A block of data:
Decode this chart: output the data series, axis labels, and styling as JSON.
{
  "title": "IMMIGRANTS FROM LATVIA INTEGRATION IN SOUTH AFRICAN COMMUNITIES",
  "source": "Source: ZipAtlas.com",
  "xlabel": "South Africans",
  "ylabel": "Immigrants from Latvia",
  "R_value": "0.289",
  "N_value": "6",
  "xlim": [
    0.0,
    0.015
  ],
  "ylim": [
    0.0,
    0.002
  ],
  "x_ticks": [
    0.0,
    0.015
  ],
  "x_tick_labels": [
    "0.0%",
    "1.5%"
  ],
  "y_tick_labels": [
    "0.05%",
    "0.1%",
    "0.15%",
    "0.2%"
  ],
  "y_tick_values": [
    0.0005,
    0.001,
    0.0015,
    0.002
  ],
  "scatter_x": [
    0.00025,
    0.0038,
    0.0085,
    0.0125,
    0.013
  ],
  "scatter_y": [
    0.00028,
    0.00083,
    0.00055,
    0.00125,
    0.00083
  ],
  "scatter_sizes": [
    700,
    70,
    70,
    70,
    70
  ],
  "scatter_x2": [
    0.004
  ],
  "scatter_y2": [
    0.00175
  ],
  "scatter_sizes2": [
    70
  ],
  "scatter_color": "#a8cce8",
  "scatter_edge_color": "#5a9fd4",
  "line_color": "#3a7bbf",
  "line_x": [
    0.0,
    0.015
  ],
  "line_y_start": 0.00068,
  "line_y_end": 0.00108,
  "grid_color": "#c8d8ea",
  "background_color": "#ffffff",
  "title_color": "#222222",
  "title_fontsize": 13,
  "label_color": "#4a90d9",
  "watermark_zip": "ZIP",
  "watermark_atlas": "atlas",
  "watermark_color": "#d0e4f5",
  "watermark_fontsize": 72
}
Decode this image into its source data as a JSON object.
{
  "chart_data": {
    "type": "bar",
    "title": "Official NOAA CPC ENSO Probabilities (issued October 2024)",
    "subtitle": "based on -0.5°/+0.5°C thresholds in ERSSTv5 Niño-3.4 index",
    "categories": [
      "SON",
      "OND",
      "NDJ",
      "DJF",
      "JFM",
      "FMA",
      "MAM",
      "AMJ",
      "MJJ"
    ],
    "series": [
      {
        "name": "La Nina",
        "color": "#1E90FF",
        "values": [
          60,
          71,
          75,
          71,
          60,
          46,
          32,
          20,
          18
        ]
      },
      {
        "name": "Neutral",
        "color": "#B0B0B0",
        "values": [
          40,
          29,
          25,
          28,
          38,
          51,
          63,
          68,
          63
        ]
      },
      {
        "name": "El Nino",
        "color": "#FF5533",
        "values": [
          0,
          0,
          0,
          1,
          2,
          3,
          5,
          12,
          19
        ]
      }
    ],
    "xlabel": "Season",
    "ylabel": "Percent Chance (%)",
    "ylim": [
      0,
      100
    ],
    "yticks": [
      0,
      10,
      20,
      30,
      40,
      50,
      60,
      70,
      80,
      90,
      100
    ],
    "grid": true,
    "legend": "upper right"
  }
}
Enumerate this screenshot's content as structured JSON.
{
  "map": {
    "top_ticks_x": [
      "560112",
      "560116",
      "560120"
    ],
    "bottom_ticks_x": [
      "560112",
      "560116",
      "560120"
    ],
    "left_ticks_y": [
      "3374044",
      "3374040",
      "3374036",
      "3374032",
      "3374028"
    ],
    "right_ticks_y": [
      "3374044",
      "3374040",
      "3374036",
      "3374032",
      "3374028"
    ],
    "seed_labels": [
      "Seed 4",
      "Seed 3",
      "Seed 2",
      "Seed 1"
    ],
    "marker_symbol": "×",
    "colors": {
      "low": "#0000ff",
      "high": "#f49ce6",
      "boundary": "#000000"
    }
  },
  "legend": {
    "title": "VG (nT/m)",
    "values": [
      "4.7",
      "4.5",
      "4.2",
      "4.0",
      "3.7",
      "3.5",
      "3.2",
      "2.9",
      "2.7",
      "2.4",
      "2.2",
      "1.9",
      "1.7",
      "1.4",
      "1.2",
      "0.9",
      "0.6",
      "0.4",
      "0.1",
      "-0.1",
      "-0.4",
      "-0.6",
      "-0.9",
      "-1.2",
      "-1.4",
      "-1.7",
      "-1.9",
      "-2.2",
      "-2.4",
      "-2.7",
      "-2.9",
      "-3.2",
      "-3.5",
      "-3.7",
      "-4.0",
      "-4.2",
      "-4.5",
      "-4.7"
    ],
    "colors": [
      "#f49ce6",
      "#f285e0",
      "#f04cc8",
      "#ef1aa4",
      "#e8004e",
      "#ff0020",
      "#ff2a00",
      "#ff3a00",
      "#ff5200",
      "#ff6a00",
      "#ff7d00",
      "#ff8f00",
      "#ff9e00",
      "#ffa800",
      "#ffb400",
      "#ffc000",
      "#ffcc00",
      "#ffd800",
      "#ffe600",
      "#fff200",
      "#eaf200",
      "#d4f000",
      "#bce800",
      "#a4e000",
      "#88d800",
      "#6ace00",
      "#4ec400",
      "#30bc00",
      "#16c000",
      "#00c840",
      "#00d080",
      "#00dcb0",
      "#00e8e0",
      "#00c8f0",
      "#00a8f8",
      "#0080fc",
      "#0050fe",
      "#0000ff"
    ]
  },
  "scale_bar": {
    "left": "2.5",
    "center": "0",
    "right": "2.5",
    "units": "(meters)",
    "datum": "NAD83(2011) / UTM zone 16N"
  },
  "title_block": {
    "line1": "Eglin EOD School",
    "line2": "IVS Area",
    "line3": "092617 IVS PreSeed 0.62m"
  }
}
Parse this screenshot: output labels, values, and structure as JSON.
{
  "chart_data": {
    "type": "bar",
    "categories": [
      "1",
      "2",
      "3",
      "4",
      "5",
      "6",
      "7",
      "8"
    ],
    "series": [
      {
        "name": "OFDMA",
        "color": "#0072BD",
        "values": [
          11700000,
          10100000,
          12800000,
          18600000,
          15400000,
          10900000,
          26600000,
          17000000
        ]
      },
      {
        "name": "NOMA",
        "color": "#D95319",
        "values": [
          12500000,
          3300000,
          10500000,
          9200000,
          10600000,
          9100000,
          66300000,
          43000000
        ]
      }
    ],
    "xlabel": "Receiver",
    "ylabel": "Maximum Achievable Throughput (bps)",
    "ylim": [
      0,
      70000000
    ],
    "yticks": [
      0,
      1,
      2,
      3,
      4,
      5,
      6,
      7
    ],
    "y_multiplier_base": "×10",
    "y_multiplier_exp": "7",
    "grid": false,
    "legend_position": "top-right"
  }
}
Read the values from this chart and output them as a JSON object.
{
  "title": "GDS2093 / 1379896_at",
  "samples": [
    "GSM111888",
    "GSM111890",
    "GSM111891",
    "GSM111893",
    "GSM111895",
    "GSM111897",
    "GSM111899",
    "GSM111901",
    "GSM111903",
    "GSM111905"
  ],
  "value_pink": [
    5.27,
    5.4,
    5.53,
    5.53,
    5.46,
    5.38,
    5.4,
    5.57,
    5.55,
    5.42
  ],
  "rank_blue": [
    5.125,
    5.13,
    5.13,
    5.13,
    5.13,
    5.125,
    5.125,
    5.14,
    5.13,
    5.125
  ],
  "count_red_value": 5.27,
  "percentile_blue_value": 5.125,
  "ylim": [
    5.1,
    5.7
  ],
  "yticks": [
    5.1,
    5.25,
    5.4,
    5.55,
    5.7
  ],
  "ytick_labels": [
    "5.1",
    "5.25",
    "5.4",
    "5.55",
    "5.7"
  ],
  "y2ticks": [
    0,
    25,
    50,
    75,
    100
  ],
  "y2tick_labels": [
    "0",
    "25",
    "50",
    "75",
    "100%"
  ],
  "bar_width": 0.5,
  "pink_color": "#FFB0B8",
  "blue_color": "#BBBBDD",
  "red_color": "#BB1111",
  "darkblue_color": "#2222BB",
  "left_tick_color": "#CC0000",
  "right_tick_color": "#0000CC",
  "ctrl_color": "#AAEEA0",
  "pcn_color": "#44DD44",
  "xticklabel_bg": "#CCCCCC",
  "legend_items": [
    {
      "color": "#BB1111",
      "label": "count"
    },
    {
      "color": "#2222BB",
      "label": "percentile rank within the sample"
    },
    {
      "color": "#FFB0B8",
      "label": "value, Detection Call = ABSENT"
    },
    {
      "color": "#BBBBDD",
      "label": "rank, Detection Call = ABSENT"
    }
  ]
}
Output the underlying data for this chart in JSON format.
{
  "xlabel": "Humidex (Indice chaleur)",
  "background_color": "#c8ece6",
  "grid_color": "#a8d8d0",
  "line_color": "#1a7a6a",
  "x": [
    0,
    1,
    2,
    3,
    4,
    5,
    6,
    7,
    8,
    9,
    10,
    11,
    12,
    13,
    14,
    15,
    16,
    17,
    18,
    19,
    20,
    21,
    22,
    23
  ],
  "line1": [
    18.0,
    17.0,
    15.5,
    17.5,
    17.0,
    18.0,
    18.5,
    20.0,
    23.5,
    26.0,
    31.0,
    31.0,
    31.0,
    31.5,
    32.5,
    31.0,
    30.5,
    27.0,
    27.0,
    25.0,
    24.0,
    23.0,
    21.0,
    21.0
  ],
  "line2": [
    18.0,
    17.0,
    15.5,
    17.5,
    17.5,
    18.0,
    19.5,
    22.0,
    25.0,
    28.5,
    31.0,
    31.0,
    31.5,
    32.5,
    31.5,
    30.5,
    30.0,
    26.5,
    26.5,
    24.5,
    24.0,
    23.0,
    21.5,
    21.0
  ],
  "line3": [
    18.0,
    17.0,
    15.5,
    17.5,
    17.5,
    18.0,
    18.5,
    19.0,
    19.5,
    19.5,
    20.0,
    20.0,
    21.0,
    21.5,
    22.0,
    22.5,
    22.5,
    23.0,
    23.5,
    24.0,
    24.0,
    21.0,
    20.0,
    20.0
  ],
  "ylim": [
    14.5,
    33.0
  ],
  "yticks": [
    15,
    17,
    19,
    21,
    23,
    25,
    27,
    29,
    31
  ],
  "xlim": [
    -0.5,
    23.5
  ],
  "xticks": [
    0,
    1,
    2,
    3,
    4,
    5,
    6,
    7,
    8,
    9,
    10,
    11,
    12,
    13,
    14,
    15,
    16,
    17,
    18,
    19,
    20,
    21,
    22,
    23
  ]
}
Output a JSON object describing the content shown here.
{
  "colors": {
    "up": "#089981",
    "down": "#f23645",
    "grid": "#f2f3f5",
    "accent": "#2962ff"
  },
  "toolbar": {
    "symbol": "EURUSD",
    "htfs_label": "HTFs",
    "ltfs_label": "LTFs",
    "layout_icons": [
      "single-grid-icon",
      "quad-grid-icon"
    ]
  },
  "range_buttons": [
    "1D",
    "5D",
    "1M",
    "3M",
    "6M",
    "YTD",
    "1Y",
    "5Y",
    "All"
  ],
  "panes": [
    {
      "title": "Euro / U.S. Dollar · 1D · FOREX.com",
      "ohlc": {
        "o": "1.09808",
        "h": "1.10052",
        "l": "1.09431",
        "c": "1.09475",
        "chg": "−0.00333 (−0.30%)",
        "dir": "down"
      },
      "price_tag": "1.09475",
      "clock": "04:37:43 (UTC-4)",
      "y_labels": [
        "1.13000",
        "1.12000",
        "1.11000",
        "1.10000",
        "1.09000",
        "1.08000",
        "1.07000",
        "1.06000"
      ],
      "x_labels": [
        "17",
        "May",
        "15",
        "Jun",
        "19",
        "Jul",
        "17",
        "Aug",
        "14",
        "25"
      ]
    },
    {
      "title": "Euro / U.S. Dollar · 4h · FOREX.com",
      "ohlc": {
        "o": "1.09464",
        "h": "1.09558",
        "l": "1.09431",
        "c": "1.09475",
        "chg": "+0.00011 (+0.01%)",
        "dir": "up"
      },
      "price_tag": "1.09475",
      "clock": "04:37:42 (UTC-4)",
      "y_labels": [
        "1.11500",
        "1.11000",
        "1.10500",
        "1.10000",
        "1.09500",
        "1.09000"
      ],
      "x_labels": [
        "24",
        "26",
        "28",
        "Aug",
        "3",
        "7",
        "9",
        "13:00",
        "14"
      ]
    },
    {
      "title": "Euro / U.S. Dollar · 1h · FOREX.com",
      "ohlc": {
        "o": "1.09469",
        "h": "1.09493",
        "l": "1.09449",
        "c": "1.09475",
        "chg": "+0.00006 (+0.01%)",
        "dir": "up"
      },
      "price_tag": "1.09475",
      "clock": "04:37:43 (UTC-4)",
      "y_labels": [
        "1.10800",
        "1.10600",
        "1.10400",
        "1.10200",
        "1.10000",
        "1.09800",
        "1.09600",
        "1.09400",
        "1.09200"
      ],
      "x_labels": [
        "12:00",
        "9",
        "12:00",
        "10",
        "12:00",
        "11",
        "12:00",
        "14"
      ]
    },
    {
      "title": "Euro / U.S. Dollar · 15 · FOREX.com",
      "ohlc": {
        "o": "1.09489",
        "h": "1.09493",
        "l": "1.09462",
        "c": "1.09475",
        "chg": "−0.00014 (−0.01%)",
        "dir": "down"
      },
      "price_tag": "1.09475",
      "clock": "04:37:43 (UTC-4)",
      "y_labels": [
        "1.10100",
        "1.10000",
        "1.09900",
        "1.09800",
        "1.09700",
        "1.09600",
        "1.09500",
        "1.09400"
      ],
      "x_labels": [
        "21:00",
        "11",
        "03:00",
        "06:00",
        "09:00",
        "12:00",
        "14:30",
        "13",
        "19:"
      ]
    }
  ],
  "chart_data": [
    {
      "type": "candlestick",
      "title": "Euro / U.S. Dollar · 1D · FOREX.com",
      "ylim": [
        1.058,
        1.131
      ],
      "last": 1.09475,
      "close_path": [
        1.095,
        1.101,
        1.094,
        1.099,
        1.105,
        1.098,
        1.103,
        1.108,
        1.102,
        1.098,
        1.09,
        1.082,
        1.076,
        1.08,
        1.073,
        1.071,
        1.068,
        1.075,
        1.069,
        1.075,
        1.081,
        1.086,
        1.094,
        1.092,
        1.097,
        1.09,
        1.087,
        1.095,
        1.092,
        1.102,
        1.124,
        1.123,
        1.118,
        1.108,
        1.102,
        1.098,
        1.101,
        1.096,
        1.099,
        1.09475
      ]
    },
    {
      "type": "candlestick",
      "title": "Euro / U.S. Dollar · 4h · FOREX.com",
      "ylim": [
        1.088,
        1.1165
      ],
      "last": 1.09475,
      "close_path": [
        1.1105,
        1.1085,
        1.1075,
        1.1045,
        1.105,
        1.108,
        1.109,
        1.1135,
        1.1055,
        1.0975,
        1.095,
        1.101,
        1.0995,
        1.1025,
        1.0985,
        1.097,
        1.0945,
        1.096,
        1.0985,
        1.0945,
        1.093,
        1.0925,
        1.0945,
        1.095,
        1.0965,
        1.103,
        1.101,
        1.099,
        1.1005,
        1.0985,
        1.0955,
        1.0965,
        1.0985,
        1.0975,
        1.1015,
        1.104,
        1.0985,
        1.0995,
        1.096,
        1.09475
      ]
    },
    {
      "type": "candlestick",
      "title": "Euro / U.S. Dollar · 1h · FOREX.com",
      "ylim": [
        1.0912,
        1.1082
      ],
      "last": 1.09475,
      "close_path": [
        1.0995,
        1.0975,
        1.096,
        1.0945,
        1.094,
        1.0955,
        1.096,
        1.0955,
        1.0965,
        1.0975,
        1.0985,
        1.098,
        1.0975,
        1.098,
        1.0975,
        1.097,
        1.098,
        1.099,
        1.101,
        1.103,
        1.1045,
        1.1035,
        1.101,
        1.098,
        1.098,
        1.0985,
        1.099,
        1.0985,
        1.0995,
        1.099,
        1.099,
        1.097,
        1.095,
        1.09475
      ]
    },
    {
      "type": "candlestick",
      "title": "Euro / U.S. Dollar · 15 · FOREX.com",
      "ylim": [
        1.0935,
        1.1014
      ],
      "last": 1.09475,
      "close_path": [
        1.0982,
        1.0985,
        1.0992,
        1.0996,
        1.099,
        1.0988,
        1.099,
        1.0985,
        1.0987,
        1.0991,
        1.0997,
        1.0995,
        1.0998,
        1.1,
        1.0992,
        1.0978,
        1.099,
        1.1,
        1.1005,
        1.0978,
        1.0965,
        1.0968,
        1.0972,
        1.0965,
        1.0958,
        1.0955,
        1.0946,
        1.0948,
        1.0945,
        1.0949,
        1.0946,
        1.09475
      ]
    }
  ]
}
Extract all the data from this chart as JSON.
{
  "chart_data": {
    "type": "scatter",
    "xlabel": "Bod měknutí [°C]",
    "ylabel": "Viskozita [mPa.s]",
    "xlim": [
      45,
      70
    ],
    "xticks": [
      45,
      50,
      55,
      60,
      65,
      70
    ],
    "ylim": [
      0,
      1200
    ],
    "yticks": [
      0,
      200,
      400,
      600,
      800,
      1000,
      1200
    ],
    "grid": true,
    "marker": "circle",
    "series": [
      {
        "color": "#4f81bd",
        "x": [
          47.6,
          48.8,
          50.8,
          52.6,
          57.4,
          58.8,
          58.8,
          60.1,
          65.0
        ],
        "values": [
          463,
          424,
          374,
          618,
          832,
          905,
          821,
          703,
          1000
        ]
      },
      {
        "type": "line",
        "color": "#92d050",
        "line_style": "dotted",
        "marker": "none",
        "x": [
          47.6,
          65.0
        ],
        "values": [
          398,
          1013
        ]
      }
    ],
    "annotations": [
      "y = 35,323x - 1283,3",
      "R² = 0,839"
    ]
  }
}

● Work to be completed:
Tally the lines of the listing in which the word "screenshot" occurs, and state the total alone.

● Result of the task:
2